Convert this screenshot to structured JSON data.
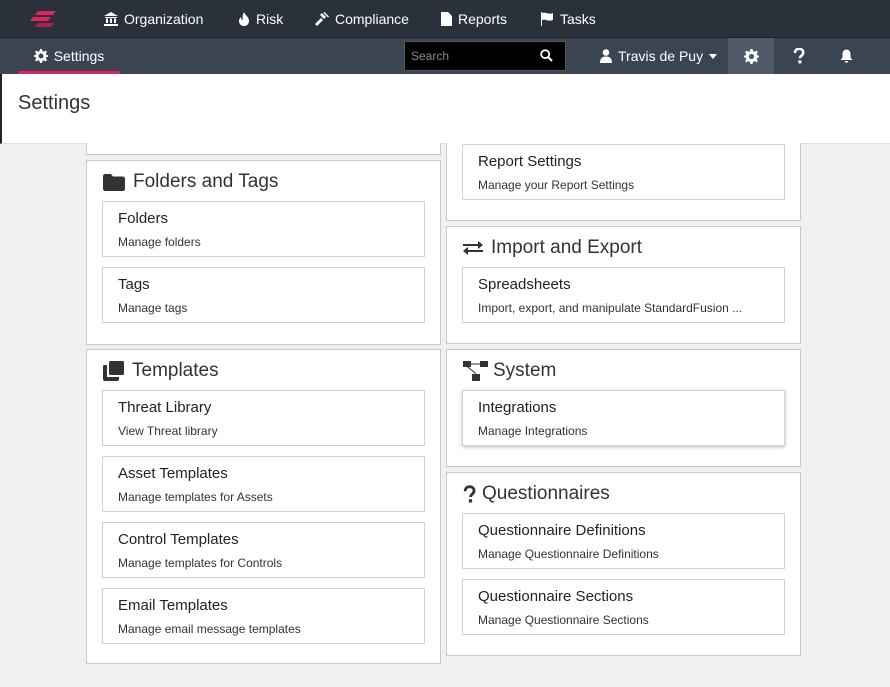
{
  "nav": {
    "items": [
      {
        "label": "Organization",
        "icon": "bank-icon"
      },
      {
        "label": "Risk",
        "icon": "flame-icon"
      },
      {
        "label": "Compliance",
        "icon": "gavel-icon"
      },
      {
        "label": "Reports",
        "icon": "file-icon"
      },
      {
        "label": "Tasks",
        "icon": "flag-icon"
      }
    ]
  },
  "subbar": {
    "settings_tab": "Settings",
    "search_placeholder": "Search",
    "user_name": "Travis de Puy",
    "accent": "#e0245e"
  },
  "page": {
    "title": "Settings"
  },
  "panels": {
    "folders_tags": {
      "title": "Folders and Tags",
      "cards": [
        {
          "title": "Folders",
          "desc": "Manage folders"
        },
        {
          "title": "Tags",
          "desc": "Manage tags"
        }
      ]
    },
    "templates": {
      "title": "Templates",
      "cards": [
        {
          "title": "Threat Library",
          "desc": "View Threat library"
        },
        {
          "title": "Asset Templates",
          "desc": "Manage templates for Assets"
        },
        {
          "title": "Control Templates",
          "desc": "Manage templates for Controls"
        },
        {
          "title": "Email Templates",
          "desc": "Manage email message templates"
        }
      ]
    },
    "report": {
      "cards": [
        {
          "title": "Report Settings",
          "desc": "Manage your Report Settings"
        }
      ]
    },
    "import_export": {
      "title": "Import and Export",
      "cards": [
        {
          "title": "Spreadsheets",
          "desc": "Import, export, and manipulate StandardFusion ..."
        }
      ]
    },
    "system": {
      "title": "System",
      "cards": [
        {
          "title": "Integrations",
          "desc": "Manage Integrations"
        }
      ]
    },
    "questionnaires": {
      "title": "Questionnaires",
      "cards": [
        {
          "title": "Questionnaire Definitions",
          "desc": "Manage Questionnaire Definitions"
        },
        {
          "title": "Questionnaire Sections",
          "desc": "Manage Questionnaire Sections"
        }
      ]
    }
  }
}
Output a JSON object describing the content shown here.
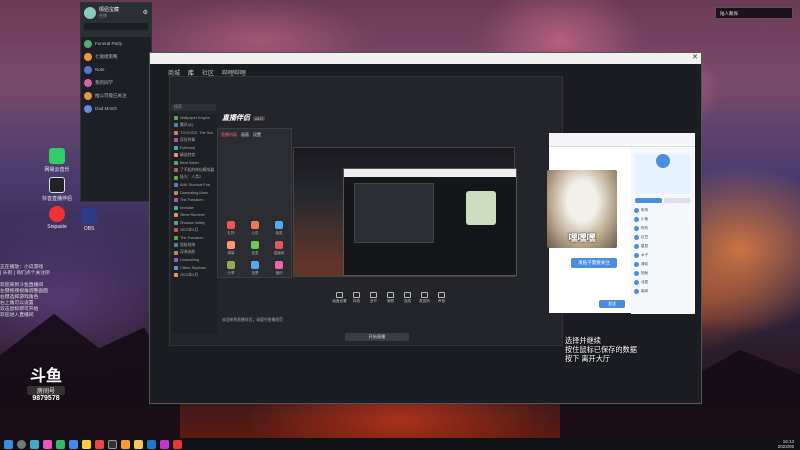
{
  "desktop": {
    "top_right_badge": "陆人聚探",
    "icons": [
      {
        "label": "网易云音乐",
        "color": "#3c6"
      },
      {
        "label": "抖音直播伴侣",
        "color": "#222"
      },
      {
        "label": "Snipaste",
        "color": "#e33"
      },
      {
        "label": "OBS",
        "color": "#2a3c8a"
      }
    ]
  },
  "qq_panel": {
    "user": "情侣宝藏",
    "status": "在线",
    "groups": [
      {
        "name": "Funeral Party"
      },
      {
        "name": "七滋组策略"
      },
      {
        "name": "Note"
      },
      {
        "name": "我的同学"
      },
      {
        "name": "推公可能已关注"
      },
      {
        "name": "Dad Month"
      }
    ]
  },
  "app": {
    "nav": [
      "商城",
      "库",
      "社区",
      "哔哩哔哩"
    ],
    "search_placeholder": "搜索",
    "home_label": "主页",
    "games": [
      "Wallpaper Engine",
      "腾讯QQ",
      "TCHOICE: The Sco",
      "异形终章",
      "Evilnessl",
      "精选特卖",
      "Beat Saber",
      "了不起的修仙模拟器",
      "极光：人类2",
      "AIM: Survival Fort",
      "Damnating Mars",
      "The Forsaken",
      "Invisible",
      "Slime Rancher",
      "Shadow Valley",
      "2023年5月",
      "The Forsaken",
      "诡秘地海",
      "深海迷航",
      "Unravelling",
      "Cities: Skylines",
      "2023年5月"
    ],
    "streaming_tool": {
      "logo": "直播伴侣",
      "version": "v4.0",
      "tabs": [
        "直播内容",
        "画面",
        "设置"
      ],
      "tools": [
        {
          "label": "礼物"
        },
        {
          "label": "公告"
        },
        {
          "label": "抽奖"
        },
        {
          "label": "弹幕"
        },
        {
          "label": "连麦"
        },
        {
          "label": "直播间"
        },
        {
          "label": "分享"
        },
        {
          "label": "投票"
        },
        {
          "label": "福利"
        }
      ],
      "bottom_controls": [
        "画面设置",
        "特效",
        "多开",
        "美颜",
        "连线",
        "麦克风",
        "声音"
      ],
      "start_button": "开始直播",
      "notice": "欢迎来到直播伴侣，请遵守直播规范"
    },
    "chat": {
      "caption": "嘿嘿嘿",
      "follow_button": "发贴子需要关注",
      "send_button": "发送",
      "users": [
        "听风",
        "小鱼",
        "阿布",
        "红豆",
        "星辰",
        "木子",
        "清欢",
        "知秋",
        "北辰",
        "南风"
      ]
    }
  },
  "overlay": {
    "left_lines": [
      "正在播放：小瓜游戏",
      "[ 头衔 ] 哥们点个关注呗",
      "",
      "欢迎来到斗鱼直播间",
      "左键拖拽视角调整画面",
      "右键选择游戏角色",
      "右上角可以设置",
      "双击鼠标即可开始",
      "欢迎进入直播间"
    ],
    "right_lines": [
      "选择并继续",
      "按住鼠标已保存的数据",
      "按下 离开大厅"
    ],
    "douyu_logo": "斗鱼",
    "room_label": "房间号",
    "room_id": "9879578"
  },
  "taskbar": {
    "time": "16:13",
    "date": "2023/05"
  }
}
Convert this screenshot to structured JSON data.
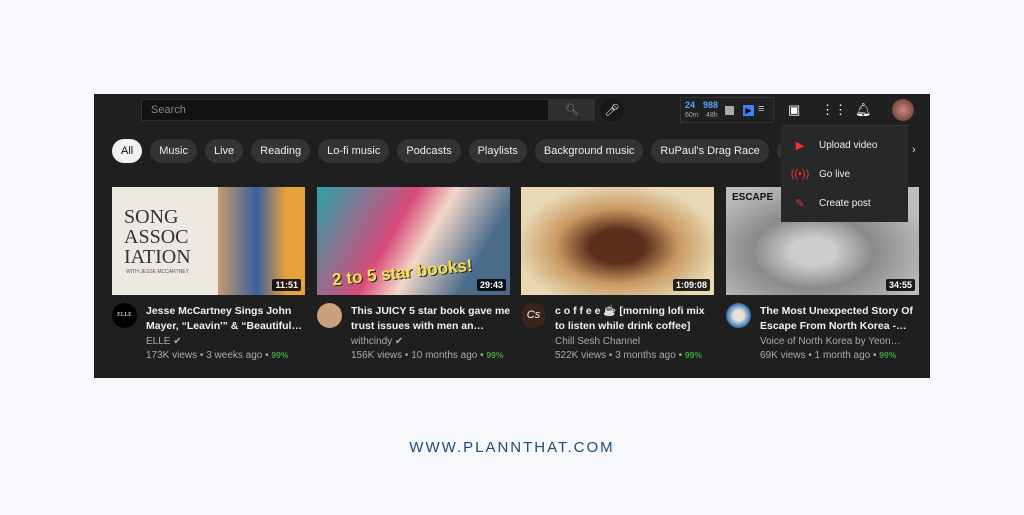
{
  "header": {
    "search_placeholder": "Search",
    "ext": {
      "a": "24",
      "a_sub": "60m",
      "b": "988",
      "b_sub": "48h"
    }
  },
  "chips": [
    "All",
    "Music",
    "Live",
    "Reading",
    "Lo-fi music",
    "Podcasts",
    "Playlists",
    "Background music",
    "RuPaul's Drag Race",
    "Med"
  ],
  "menu": {
    "items": [
      {
        "label": "Upload video",
        "icon": "upload-video-icon"
      },
      {
        "label": "Go live",
        "icon": "live-icon"
      },
      {
        "label": "Create post",
        "icon": "create-post-icon"
      }
    ]
  },
  "videos": [
    {
      "title": "Jesse McCartney Sings John Mayer, “Leavin'” & “Beautiful…",
      "channel": "ELLE",
      "verified": true,
      "views": "173K views • 3 weeks ago • ",
      "rating": "99%",
      "duration": "11:51",
      "thumb_text": "SONG ASSOC IATION",
      "thumb_sub": "WITH JESSE MCCARTNEY",
      "avatar_text": "ELLE"
    },
    {
      "title": "This JUICY 5 star book gave me trust issues with men an…",
      "channel": "withcindy",
      "verified": true,
      "views": "156K views • 10 months ago • ",
      "rating": "99%",
      "duration": "29:43",
      "thumb_text": "2 to 5 star books!"
    },
    {
      "title": "c o f f e e ☕ [morning lofi mix to listen while drink coffee]",
      "channel": "Chill Sesh Channel",
      "verified": false,
      "views": "522K views • 3 months ago • ",
      "rating": "99%",
      "duration": "1:09:08",
      "avatar_text": "Cs"
    },
    {
      "title": "The Most Unexpected Story Of Escape From North Korea -…",
      "channel": "Voice of North Korea by Yeon…",
      "verified": false,
      "views": "69K views • 1 month ago • ",
      "rating": "99%",
      "duration": "34:55",
      "thumb_text": "ESCAPE"
    }
  ],
  "footer": "WWW.PLANNTHAT.COM",
  "colors": {
    "rating": "#3ea63e",
    "footer": "#1e4a73",
    "background": "#1f1f1f"
  }
}
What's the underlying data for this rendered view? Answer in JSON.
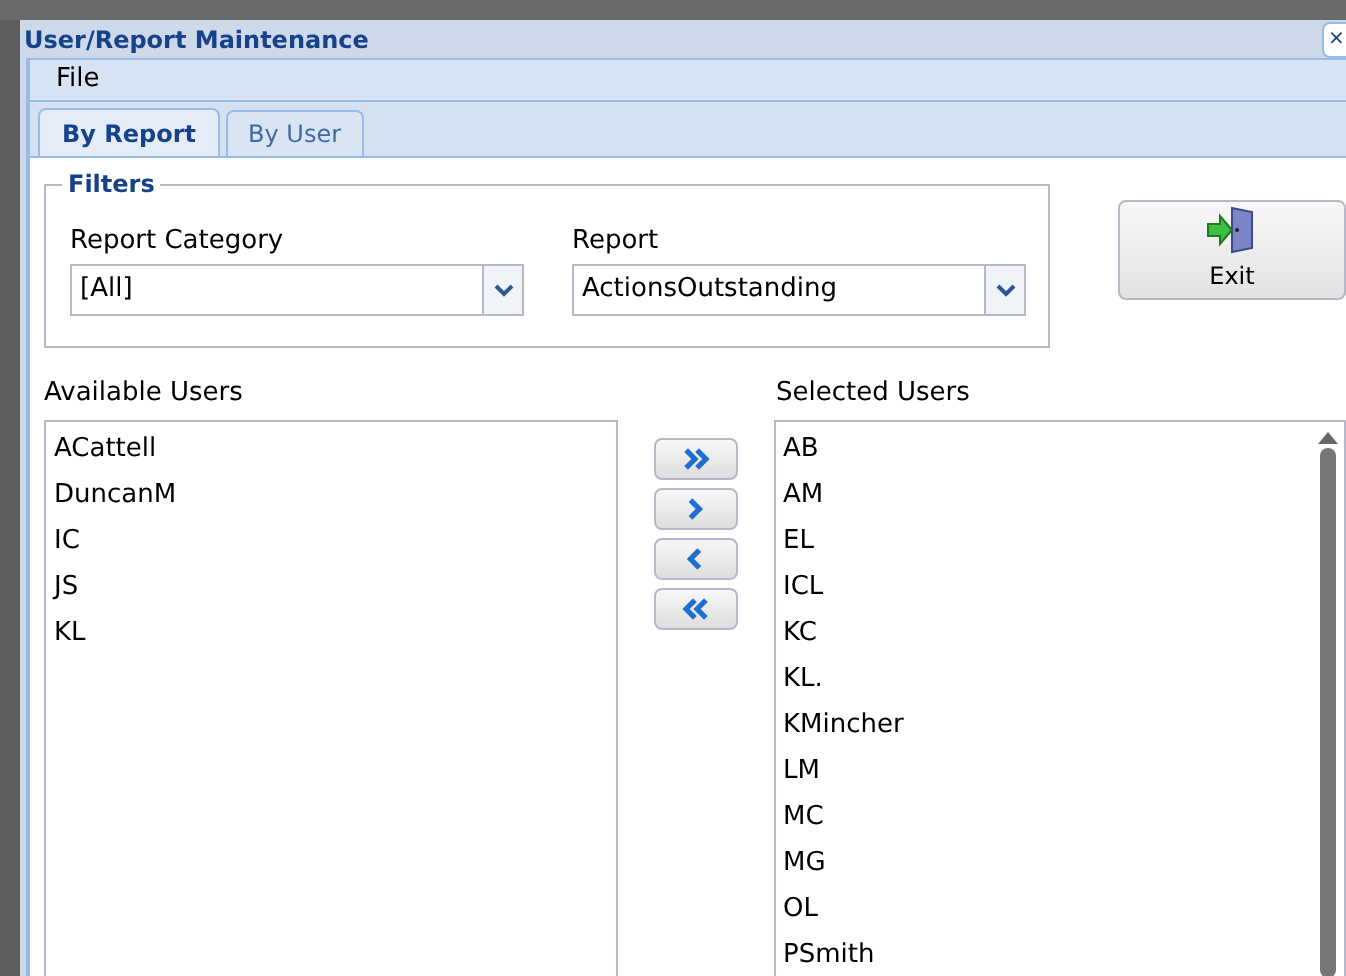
{
  "window": {
    "title": "User/Report Maintenance",
    "close_icon": "×"
  },
  "menu": [
    "File"
  ],
  "tabs": [
    {
      "label": "By Report",
      "selected": true
    },
    {
      "label": "By User",
      "selected": false
    }
  ],
  "filters": {
    "legend": "Filters",
    "report_category": {
      "label": "Report Category",
      "value": "[All]"
    },
    "report": {
      "label": "Report",
      "value": "ActionsOutstanding"
    }
  },
  "exit_button": "Exit",
  "available_users": {
    "label": "Available Users",
    "items": [
      "ACattell",
      "DuncanM",
      "IC",
      "JS",
      "KL"
    ]
  },
  "move_buttons": [
    {
      "kind": "add-all"
    },
    {
      "kind": "add"
    },
    {
      "kind": "remove"
    },
    {
      "kind": "remove-all"
    }
  ],
  "selected_users": {
    "label": "Selected Users",
    "items": [
      "AB",
      "AM",
      "EL",
      "ICL",
      "KC",
      "KL.",
      "KMincher",
      "LM",
      "MC",
      "MG",
      "OL",
      "PSmith"
    ]
  }
}
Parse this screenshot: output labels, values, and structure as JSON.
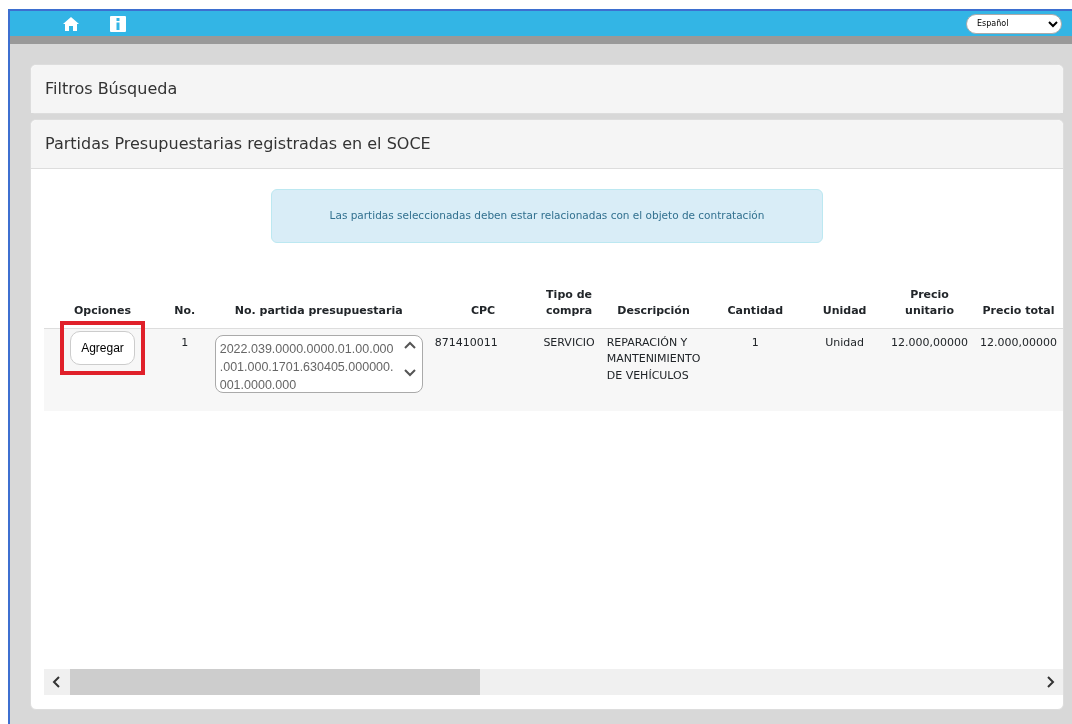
{
  "topbar": {
    "language": "Español"
  },
  "panels": [
    {
      "title": "Filtros Búsqueda"
    },
    {
      "title": "Partidas Presupuestarias registradas en el SOCE"
    }
  ],
  "alert": "Las partidas seleccionadas deben estar relacionadas con el objeto de contratación",
  "table": {
    "columns": [
      "Opciones",
      "No.",
      "No. partida presupuestaria",
      "CPC",
      "Tipo de compra",
      "Descripción",
      "Cantidad",
      "Unidad",
      "Precio unitario",
      "Precio total"
    ],
    "rows": [
      {
        "action": "Agregar",
        "highlighted": true,
        "no": "1",
        "partida": "2022.039.0000.0000.01.00.000.001.000.1701.630405.000000.001.0000.000",
        "cpc": "871410011",
        "tipo": "SERVICIO",
        "descripcion": "REPARACIÓN Y MANTENIMIENTO DE VEHÍCULOS",
        "cantidad": "1",
        "unidad": "Unidad",
        "precio_unitario": "12.000,00000",
        "precio_total": "12.000,00000"
      }
    ]
  }
}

▸ Requirement
Identify each line containing the string "JSON" and copy it out.

▸ Answer to this task
Convert this screenshot to structured JSON data.
Output a JSON object describing the content shown here.
Convert this screenshot to structured JSON data.
What's the underlying data for this rendered view? Answer in JSON.
Parse this screenshot: output labels, values, and structure as JSON.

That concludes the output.